DESCRIPTION OF THE TASK:
Copy out the lines that include the word "τοὺς".

MATERIAL TO PROCESS:
——————————

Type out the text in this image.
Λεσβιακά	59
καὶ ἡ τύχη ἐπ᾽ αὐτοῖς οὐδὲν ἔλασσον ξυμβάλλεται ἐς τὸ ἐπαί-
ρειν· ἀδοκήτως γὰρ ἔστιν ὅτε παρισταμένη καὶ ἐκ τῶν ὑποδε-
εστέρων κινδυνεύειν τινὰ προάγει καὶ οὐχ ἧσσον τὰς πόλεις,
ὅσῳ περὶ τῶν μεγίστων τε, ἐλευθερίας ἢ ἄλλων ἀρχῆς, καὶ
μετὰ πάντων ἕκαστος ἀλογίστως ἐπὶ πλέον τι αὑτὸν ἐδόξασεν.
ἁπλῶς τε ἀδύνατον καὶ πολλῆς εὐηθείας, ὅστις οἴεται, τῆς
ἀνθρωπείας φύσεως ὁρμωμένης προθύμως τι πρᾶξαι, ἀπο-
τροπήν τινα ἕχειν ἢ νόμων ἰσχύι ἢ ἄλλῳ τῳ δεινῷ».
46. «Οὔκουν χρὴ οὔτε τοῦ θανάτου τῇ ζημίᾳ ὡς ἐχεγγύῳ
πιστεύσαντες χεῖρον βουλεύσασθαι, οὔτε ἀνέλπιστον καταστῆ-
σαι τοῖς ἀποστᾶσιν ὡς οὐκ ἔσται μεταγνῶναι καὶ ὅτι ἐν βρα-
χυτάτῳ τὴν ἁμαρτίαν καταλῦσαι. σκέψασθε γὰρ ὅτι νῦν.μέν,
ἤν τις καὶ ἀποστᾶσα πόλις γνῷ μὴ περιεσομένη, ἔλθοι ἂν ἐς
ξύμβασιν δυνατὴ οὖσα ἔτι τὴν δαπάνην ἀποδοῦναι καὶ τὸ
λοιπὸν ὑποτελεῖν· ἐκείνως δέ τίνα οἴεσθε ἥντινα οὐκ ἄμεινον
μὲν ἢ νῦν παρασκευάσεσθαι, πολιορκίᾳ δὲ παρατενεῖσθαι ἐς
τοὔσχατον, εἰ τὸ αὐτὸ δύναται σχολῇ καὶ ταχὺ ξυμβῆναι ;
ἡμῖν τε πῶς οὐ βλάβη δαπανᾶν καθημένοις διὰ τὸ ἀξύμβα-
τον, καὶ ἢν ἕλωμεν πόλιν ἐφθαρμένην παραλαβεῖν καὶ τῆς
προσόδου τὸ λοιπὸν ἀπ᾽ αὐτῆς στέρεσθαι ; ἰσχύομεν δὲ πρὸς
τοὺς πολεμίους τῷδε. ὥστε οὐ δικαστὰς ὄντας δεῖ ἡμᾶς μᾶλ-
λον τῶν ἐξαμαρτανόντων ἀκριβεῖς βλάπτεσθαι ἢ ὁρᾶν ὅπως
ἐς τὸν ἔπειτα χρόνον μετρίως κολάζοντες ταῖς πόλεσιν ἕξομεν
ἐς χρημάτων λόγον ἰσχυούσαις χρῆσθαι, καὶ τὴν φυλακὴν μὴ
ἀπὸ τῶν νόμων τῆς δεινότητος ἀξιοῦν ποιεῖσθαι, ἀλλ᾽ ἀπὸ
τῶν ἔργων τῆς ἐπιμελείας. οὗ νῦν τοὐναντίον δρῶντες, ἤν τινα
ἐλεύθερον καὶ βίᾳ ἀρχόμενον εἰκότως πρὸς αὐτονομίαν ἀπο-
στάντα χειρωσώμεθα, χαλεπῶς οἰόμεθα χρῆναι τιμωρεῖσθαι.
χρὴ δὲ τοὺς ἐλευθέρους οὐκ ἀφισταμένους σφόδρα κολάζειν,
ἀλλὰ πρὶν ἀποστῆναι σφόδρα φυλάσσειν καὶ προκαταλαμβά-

——————————

WRITTEN REPLY:
τοὺς πολεμίους τῷδε. ὥστε οὐ δικαστὰς ὄντας δεῖ ἡμᾶς μᾶλ-
χρὴ δὲ τοὺς ἐλευθέρους οὐκ ἀφισταμένους σφόδρα κολάζειν,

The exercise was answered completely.